◆ **EXERCISE INSTRUCTIONS**: Find each line containing the string "Undetermined". Copy it.

◆ **RECORDS SUPPLIED**:
--------

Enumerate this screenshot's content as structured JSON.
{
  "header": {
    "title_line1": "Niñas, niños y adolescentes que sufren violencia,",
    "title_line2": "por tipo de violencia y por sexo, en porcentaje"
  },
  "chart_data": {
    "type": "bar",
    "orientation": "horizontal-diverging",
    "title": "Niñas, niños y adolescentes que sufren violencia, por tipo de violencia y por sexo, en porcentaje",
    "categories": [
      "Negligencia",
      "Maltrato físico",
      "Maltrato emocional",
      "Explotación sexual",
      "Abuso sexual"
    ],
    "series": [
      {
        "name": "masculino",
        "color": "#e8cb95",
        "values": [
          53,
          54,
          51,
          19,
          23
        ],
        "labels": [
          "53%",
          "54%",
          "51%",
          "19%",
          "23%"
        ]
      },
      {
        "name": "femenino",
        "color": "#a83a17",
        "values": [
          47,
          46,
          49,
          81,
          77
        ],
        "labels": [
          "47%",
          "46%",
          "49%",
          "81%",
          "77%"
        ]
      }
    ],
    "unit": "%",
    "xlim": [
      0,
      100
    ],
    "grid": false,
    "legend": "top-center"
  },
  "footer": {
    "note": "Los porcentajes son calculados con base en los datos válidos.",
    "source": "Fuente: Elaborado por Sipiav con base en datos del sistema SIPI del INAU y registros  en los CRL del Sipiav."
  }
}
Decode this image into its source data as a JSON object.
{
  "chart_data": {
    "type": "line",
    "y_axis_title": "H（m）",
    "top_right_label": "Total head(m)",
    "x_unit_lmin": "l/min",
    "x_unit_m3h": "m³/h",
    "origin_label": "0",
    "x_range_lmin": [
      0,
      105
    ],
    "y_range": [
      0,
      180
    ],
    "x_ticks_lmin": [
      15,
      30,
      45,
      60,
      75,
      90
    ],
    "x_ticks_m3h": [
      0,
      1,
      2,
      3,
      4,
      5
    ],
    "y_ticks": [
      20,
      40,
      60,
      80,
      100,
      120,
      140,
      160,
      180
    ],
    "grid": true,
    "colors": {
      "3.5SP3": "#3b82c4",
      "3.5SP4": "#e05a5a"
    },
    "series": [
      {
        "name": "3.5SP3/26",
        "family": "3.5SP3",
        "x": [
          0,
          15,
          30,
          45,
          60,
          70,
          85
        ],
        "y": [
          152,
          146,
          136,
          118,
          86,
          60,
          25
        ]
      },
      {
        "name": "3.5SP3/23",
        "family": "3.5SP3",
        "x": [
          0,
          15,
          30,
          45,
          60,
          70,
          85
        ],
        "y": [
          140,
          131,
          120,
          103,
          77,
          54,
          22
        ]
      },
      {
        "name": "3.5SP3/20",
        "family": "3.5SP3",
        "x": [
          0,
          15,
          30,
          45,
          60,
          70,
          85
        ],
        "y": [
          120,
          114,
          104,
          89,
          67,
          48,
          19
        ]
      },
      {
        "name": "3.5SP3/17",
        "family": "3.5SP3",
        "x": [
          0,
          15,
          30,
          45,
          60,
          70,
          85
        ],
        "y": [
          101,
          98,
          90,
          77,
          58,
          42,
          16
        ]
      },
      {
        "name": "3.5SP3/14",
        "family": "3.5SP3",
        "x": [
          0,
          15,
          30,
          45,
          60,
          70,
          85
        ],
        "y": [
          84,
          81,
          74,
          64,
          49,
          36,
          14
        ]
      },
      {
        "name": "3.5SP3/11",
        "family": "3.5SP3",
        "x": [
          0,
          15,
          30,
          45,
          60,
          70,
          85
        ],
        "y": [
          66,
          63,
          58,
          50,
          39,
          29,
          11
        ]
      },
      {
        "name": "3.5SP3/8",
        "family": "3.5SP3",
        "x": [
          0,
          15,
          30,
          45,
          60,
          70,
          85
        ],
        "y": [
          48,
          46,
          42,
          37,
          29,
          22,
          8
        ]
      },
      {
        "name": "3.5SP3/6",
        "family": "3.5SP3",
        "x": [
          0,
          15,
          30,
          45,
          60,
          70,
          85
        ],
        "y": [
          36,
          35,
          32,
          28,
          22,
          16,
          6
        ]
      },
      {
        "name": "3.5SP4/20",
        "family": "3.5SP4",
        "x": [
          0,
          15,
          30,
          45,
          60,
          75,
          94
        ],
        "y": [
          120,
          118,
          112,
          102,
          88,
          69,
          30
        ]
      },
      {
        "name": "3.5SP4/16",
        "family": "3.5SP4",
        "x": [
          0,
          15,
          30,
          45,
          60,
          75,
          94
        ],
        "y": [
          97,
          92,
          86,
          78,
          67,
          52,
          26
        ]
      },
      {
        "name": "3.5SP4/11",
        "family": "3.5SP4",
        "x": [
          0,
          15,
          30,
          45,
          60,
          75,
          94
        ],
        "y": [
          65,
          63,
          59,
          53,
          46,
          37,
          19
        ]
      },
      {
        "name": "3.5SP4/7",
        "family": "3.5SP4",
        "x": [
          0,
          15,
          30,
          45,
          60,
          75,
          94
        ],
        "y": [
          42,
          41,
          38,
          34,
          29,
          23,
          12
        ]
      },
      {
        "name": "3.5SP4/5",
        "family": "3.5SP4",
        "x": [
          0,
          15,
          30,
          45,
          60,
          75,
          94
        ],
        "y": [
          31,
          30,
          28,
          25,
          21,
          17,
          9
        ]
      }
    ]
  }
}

--------

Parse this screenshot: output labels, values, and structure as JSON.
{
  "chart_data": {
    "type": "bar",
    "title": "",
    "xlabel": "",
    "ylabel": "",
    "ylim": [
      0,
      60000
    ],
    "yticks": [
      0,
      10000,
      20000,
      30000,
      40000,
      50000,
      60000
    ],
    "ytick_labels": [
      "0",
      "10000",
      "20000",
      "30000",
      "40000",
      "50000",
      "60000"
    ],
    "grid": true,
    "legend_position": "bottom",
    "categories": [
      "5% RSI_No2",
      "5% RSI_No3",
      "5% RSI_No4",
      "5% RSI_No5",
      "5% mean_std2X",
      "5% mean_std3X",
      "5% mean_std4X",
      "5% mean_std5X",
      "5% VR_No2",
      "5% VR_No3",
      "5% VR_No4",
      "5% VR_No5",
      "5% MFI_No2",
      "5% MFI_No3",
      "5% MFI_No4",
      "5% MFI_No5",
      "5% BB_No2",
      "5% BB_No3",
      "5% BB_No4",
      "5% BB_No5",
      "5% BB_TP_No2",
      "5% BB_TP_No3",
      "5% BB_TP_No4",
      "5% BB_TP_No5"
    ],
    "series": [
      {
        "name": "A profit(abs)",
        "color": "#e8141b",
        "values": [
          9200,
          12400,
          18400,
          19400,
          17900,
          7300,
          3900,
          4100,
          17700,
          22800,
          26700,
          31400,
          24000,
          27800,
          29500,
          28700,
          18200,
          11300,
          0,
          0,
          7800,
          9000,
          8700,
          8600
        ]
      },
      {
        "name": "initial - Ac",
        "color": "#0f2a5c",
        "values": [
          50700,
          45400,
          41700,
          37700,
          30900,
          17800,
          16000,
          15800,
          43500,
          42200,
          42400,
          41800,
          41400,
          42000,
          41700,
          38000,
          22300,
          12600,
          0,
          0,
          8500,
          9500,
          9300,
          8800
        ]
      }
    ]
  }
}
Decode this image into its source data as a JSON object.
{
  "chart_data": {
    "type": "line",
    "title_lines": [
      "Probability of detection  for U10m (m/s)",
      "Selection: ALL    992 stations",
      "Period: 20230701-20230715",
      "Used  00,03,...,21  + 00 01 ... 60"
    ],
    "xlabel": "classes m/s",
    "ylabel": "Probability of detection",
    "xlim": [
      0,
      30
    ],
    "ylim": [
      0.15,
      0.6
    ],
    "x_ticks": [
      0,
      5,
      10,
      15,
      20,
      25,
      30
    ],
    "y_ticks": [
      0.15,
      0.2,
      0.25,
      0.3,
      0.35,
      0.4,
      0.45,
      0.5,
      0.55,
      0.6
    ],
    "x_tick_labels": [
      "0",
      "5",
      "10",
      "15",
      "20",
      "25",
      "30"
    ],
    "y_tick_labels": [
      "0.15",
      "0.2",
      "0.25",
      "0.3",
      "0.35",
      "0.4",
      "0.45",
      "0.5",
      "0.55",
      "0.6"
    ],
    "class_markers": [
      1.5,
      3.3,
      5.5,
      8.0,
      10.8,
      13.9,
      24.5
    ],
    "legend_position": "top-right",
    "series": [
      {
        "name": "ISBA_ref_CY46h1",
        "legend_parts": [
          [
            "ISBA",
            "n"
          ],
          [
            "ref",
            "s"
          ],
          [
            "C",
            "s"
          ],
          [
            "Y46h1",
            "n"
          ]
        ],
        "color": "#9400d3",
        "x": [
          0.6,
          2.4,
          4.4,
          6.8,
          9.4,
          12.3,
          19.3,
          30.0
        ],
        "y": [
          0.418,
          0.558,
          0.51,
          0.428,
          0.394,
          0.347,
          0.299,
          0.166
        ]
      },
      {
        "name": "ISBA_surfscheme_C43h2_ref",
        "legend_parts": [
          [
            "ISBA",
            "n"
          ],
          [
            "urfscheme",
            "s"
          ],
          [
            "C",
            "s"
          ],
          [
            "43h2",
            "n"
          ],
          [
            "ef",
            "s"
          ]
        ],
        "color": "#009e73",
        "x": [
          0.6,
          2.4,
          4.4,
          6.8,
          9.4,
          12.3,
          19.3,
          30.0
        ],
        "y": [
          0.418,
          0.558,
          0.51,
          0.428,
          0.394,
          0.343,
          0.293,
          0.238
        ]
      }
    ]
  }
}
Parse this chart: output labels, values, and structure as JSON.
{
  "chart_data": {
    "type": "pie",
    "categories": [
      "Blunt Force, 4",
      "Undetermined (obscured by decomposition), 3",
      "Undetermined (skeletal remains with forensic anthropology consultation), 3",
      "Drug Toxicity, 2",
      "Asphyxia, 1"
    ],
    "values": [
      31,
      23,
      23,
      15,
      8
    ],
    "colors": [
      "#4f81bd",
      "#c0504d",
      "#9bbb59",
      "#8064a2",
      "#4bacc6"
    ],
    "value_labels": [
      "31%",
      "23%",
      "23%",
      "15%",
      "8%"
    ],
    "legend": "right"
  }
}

--------

◆ **REPLY**:
      "Undetermined (obscured by decomposition), 3",
      "Undetermined (skeletal remains with forensic anthropology consultation), 3",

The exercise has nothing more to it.